[RECORD LIST start]
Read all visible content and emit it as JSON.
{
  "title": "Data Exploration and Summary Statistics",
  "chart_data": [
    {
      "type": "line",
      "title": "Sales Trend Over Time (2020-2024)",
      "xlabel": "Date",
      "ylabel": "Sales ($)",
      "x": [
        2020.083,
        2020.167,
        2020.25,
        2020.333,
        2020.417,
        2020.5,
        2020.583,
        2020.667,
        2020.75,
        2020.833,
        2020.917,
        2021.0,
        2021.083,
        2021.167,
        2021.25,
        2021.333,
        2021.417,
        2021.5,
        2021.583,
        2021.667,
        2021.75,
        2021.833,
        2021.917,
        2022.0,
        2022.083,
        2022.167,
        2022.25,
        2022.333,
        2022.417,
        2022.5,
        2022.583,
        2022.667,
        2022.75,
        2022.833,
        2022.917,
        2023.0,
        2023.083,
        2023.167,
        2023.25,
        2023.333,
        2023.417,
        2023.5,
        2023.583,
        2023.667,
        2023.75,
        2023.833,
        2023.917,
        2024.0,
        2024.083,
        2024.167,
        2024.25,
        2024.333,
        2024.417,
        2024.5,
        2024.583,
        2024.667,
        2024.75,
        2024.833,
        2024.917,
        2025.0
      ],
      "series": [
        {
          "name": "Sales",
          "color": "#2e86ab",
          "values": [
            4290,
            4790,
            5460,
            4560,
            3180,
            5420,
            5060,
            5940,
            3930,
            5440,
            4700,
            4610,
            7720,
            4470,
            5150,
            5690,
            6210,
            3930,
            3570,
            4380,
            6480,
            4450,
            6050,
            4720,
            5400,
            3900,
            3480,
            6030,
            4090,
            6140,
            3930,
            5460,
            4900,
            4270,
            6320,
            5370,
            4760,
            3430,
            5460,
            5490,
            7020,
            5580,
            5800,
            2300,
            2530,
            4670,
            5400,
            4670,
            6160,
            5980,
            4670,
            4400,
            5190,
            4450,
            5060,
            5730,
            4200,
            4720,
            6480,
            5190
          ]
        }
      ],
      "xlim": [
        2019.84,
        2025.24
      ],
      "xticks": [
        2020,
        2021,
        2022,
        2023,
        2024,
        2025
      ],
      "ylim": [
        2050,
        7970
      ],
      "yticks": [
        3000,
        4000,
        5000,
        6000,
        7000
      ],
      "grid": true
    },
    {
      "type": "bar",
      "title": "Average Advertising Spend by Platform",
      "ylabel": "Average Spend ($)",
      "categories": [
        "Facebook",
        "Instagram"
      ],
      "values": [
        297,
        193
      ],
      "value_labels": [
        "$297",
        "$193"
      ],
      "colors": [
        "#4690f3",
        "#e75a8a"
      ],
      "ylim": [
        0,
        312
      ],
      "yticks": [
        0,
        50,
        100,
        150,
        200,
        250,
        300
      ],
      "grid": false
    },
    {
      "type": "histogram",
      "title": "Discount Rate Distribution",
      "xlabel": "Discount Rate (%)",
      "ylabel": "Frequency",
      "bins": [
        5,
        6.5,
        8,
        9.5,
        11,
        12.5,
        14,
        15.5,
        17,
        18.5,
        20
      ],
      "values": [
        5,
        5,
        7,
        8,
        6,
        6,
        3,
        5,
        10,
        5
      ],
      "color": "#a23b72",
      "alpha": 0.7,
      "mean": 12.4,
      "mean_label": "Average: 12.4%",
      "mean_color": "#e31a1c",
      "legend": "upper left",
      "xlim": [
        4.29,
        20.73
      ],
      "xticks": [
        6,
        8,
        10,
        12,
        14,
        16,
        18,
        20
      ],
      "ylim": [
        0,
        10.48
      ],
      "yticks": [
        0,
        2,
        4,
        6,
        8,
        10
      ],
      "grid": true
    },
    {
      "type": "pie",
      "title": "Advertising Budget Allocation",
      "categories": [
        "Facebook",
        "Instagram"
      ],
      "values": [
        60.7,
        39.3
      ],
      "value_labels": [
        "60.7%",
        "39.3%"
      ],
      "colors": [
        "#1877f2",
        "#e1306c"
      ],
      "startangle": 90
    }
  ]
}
[RECORD LIST end]
DIRECTIONS FOR THIS TASK:
Each entry above is to be printed again exactly.

WORKED ANSWER:
Read all visible content and emit it as JSON.
{
  "title": "Data Exploration and Summary Statistics",
  "chart_data": [
    {
      "type": "line",
      "title": "Sales Trend Over Time (2020-2024)",
      "xlabel": "Date",
      "ylabel": "Sales ($)",
      "x": [
        2020.083,
        2020.167,
        2020.25,
        2020.333,
        2020.417,
        2020.5,
        2020.583,
        2020.667,
        2020.75,
        2020.833,
        2020.917,
        2021.0,
        2021.083,
        2021.167,
        2021.25,
        2021.333,
        2021.417,
        2021.5,
        2021.583,
        2021.667,
        2021.75,
        2021.833,
        2021.917,
        2022.0,
        2022.083,
        2022.167,
        2022.25,
        2022.333,
        2022.417,
        2022.5,
        2022.583,
        2022.667,
        2022.75,
        2022.833,
        2022.917,
        2023.0,
        2023.083,
        2023.167,
        2023.25,
        2023.333,
        2023.417,
        2023.5,
        2023.583,
        2023.667,
        2023.75,
        2023.833,
        2023.917,
        2024.0,
        2024.083,
        2024.167,
        2024.25,
        2024.333,
        2024.417,
        2024.5,
        2024.583,
        2024.667,
        2024.75,
        2024.833,
        2024.917,
        2025.0
      ],
      "series": [
        {
          "name": "Sales",
          "color": "#2e86ab",
          "values": [
            4290,
            4790,
            5460,
            4560,
            3180,
            5420,
            5060,
            5940,
            3930,
            5440,
            4700,
            4610,
            7720,
            4470,
            5150,
            5690,
            6210,
            3930,
            3570,
            4380,
            6480,
            4450,
            6050,
            4720,
            5400,
            3900,
            3480,
            6030,
            4090,
            6140,
            3930,
            5460,
            4900,
            4270,
            6320,
            5370,
            4760,
            3430,
            5460,
            5490,
            7020,
            5580,
            5800,
            2300,
            2530,
            4670,
            5400,
            4670,
            6160,
            5980,
            4670,
            4400,
            5190,
            4450,
            5060,
            5730,
            4200,
            4720,
            6480,
            5190
          ]
        }
      ],
      "xlim": [
        2019.84,
        2025.24
      ],
      "xticks": [
        2020,
        2021,
        2022,
        2023,
        2024,
        2025
      ],
      "ylim": [
        2050,
        7970
      ],
      "yticks": [
        3000,
        4000,
        5000,
        6000,
        7000
      ],
      "grid": true
    },
    {
      "type": "bar",
      "title": "Average Advertising Spend by Platform",
      "ylabel": "Average Spend ($)",
      "categories": [
        "Facebook",
        "Instagram"
      ],
      "values": [
        297,
        193
      ],
      "value_labels": [
        "$297",
        "$193"
      ],
      "colors": [
        "#4690f3",
        "#e75a8a"
      ],
      "ylim": [
        0,
        312
      ],
      "yticks": [
        0,
        50,
        100,
        150,
        200,
        250,
        300
      ],
      "grid": false
    },
    {
      "type": "histogram",
      "title": "Discount Rate Distribution",
      "xlabel": "Discount Rate (%)",
      "ylabel": "Frequency",
      "bins": [
        5,
        6.5,
        8,
        9.5,
        11,
        12.5,
        14,
        15.5,
        17,
        18.5,
        20
      ],
      "values": [
        5,
        5,
        7,
        8,
        6,
        6,
        3,
        5,
        10,
        5
      ],
      "color": "#a23b72",
      "alpha": 0.7,
      "mean": 12.4,
      "mean_label": "Average: 12.4%",
      "mean_color": "#e31a1c",
      "legend": "upper left",
      "xlim": [
        4.29,
        20.73
      ],
      "xticks": [
        6,
        8,
        10,
        12,
        14,
        16,
        18,
        20
      ],
      "ylim": [
        0,
        10.48
      ],
      "yticks": [
        0,
        2,
        4,
        6,
        8,
        10
      ],
      "grid": true
    },
    {
      "type": "pie",
      "title": "Advertising Budget Allocation",
      "categories": [
        "Facebook",
        "Instagram"
      ],
      "values": [
        60.7,
        39.3
      ],
      "value_labels": [
        "60.7%",
        "39.3%"
      ],
      "colors": [
        "#1877f2",
        "#e1306c"
      ],
      "startangle": 90
    }
  ]
}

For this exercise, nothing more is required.